DATA FOR THIS EXERCISE
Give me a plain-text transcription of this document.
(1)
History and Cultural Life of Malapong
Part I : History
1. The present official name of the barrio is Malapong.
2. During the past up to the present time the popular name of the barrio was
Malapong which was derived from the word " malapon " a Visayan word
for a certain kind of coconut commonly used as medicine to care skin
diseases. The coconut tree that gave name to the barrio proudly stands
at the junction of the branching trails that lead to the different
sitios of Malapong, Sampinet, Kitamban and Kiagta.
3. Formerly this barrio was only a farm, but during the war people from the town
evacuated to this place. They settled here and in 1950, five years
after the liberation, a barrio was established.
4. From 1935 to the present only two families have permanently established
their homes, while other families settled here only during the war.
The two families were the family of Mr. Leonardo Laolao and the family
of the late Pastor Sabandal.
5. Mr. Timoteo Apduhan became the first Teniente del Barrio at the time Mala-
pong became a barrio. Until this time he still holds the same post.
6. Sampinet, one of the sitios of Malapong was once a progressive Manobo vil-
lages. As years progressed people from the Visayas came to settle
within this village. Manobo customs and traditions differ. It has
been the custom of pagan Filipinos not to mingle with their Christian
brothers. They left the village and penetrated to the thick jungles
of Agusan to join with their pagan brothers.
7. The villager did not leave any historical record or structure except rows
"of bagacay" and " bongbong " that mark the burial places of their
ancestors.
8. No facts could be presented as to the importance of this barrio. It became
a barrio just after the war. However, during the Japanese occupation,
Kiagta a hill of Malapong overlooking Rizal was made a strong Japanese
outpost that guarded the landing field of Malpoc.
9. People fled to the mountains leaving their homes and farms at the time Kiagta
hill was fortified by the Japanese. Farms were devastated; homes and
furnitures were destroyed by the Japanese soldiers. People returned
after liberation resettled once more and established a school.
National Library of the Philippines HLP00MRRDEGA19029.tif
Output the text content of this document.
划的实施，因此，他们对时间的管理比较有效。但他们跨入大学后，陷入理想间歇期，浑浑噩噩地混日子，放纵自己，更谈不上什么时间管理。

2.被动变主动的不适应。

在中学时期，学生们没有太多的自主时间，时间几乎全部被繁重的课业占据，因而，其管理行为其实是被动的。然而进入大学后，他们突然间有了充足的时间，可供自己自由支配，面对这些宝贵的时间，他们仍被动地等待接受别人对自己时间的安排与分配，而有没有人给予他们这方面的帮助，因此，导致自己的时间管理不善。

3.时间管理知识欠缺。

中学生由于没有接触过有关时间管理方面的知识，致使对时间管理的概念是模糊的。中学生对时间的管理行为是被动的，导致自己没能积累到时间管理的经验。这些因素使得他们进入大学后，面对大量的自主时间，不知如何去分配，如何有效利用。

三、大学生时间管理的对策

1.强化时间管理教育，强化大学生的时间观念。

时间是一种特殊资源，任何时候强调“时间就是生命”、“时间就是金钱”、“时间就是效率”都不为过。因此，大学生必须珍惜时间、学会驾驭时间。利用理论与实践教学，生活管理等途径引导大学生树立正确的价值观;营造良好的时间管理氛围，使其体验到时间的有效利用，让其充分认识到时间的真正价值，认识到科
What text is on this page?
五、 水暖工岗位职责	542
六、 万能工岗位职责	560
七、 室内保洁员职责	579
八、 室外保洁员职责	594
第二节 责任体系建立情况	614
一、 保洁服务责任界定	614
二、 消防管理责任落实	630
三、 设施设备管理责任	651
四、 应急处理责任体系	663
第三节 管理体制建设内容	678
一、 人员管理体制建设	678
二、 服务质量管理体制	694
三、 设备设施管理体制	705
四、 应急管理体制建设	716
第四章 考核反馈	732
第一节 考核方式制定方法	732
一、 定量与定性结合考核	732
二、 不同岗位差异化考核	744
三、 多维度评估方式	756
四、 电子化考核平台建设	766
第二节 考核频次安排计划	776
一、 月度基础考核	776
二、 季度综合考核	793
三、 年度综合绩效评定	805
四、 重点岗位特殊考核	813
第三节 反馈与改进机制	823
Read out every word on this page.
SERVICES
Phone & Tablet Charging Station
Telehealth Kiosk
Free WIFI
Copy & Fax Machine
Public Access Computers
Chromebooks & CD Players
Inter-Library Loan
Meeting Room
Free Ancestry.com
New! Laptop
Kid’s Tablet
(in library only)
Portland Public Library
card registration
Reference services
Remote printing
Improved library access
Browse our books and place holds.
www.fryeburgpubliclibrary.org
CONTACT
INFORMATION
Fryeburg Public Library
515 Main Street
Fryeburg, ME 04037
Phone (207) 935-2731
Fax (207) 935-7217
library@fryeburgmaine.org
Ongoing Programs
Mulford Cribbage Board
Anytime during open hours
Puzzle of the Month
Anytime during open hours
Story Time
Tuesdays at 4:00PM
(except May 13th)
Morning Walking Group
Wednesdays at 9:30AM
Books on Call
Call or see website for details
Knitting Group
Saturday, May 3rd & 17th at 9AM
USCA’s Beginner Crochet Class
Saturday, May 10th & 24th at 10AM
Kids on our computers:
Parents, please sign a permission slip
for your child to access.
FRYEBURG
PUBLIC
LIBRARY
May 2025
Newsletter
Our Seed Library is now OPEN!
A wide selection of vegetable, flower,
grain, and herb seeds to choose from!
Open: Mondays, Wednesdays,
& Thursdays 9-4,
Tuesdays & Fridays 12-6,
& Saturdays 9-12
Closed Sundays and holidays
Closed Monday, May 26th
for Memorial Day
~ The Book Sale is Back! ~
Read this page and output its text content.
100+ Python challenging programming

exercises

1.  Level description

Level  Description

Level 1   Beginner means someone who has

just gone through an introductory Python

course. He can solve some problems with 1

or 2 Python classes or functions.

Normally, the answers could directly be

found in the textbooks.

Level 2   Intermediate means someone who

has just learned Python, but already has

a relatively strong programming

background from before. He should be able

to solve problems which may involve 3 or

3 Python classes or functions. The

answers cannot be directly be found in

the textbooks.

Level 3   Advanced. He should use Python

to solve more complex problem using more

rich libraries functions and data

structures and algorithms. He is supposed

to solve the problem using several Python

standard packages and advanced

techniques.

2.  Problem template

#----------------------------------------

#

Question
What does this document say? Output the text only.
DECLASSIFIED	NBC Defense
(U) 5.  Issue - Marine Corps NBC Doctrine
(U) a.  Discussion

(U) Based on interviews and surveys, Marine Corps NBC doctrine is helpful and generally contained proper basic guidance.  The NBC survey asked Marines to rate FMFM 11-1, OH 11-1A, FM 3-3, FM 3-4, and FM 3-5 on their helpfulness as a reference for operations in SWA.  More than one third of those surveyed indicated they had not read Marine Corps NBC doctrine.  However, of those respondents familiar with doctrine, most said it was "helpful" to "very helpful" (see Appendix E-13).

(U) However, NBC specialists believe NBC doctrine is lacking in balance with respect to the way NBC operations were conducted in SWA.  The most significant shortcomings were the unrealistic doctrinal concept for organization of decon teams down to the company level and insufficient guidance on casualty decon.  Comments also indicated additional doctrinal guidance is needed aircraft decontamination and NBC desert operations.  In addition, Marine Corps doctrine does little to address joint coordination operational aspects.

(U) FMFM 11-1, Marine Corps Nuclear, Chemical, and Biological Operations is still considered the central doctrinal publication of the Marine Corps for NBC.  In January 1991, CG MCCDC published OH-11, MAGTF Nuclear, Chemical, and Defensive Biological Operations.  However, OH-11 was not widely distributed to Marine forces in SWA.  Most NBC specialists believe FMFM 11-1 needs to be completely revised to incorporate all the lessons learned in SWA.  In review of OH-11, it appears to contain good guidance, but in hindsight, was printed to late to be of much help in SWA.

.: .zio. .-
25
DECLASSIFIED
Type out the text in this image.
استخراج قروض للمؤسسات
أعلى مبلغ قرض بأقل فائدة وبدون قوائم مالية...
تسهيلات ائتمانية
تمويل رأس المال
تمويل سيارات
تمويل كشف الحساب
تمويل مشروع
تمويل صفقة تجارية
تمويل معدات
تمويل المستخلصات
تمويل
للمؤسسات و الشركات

EXERCISE OBJECTIVE
Return all the lines that contain the string "found".

RESULT
found in the textbooks.
answers cannot be directly be found in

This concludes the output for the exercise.